■ Text ■
====

In April 1971, the Australian war reporter Kate Webb was traveling down Highway 4 in Cambodia when she was captured by Vietnamese troops fighting the Khmer Armed Forces, which were aligned with the U.S. There wasn’t a physical U.S. presence in Cambodia at this time, meaning that unlike in Vietnam, where military embeds were the norm, reporters were largely on their own covering Cambodia. This made it an exponentially deadlier assignment so when the body of a white woman was found in mid-April, newspapers across the world, including the New York Times, printed that Webb was dead.
Except she wasn’t. Webb at that moment was being marched through the jungles of eastern Cambodian with the war photographer Toshiichi Suzuki. She was emaciated, mauled with sores and using parachute silk as a menstruating pad – but she was not dead.
She kept placing one foot in front of the other, propelled by the memory of an orange. She focused on it obsessively: “Bite into it, and the sweet juice runs down your throat. Make a little hole in it, and the juice squirts out.”

====

■ Given data ■
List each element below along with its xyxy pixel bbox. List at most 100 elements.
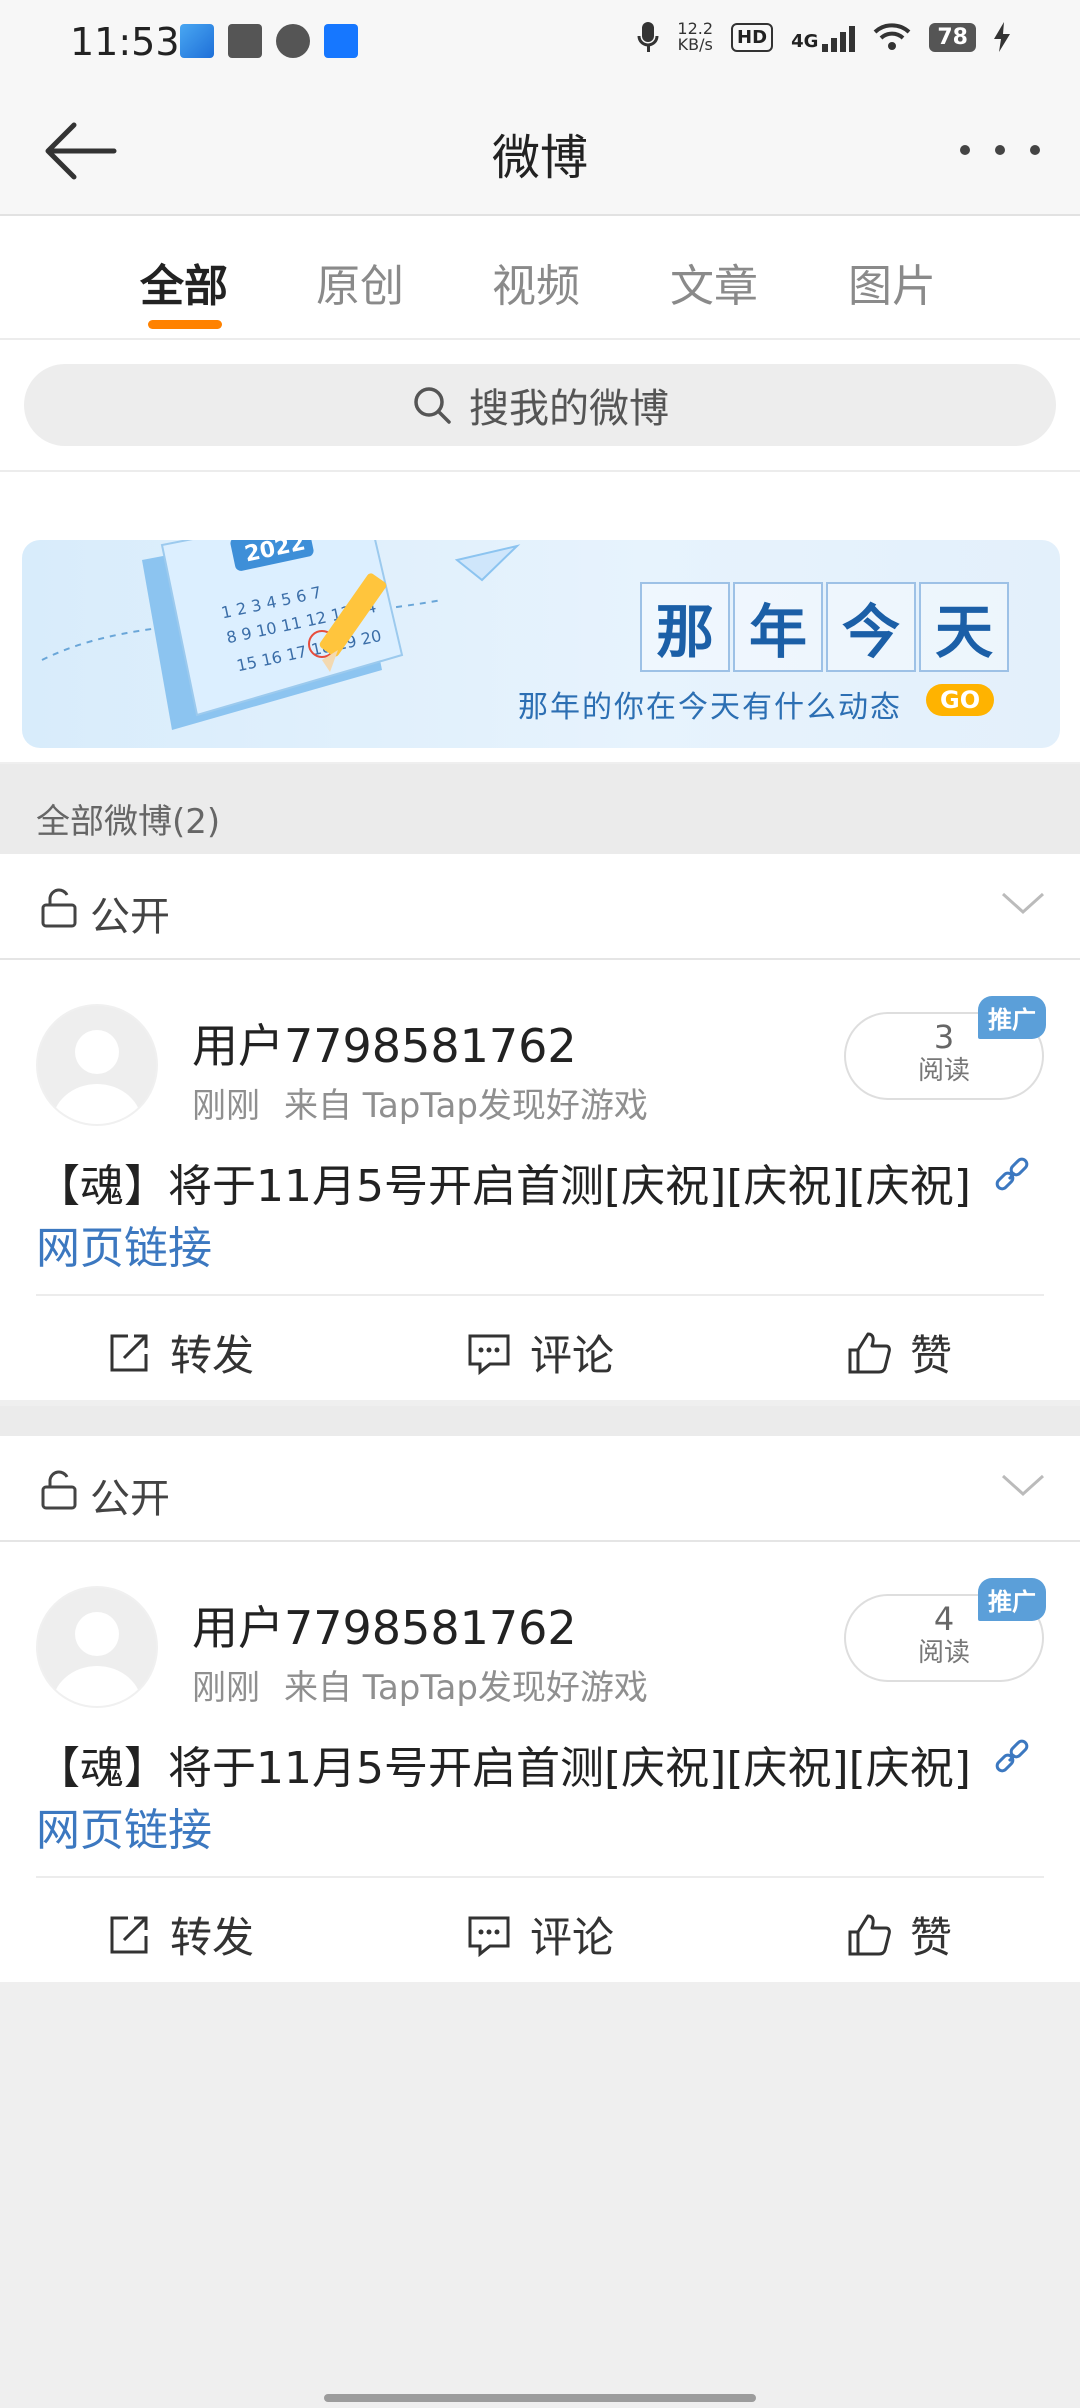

====

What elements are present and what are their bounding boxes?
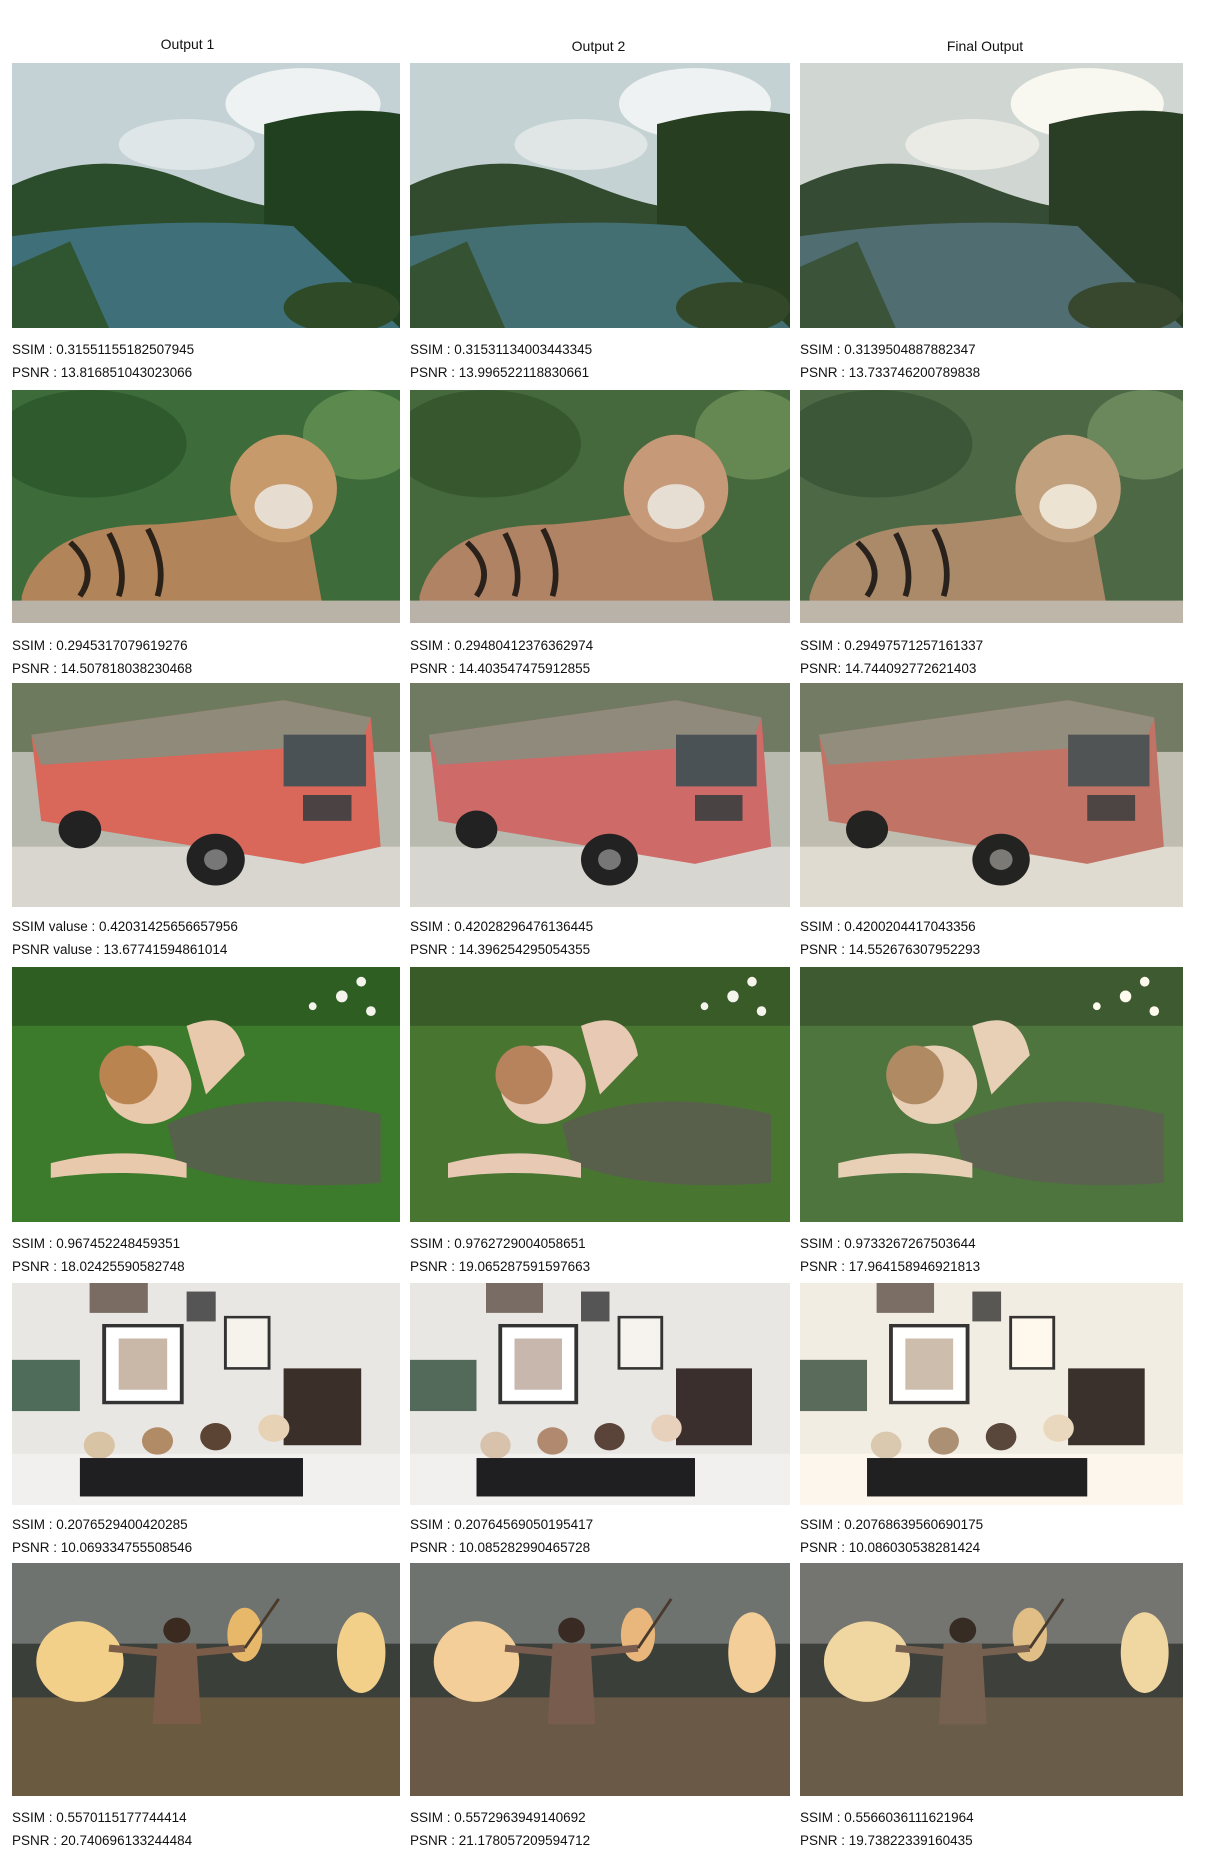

====

■ Stated goal 1 ■
Reproduce the Kate Webb passage word for word, from "Except she wasn’t." to "was not dead.".
■ Stated goal 2 ■
Can you summarize the Kate Webb passage in two sentences?

■ Task output 1 ■
Except she wasn’t. Webb at that moment was being marched through the jungles of eastern Cambodian with the war photographer Toshiichi Suzuki. She was emaciated, mauled with sores and using parachute silk as a menstruating pad – but she was not dead.

■ Task output 2 ■
In April 1971, Australian war reporter Kate Webb was captured by Vietnamese troops in Cambodia. After a white woman's body was found, newspapers around the world reported Webb dead, but she was alive, being marched through the jungle with photographer Toshiichi Suzuki and keeping herself going by fixating on the memory of an orange.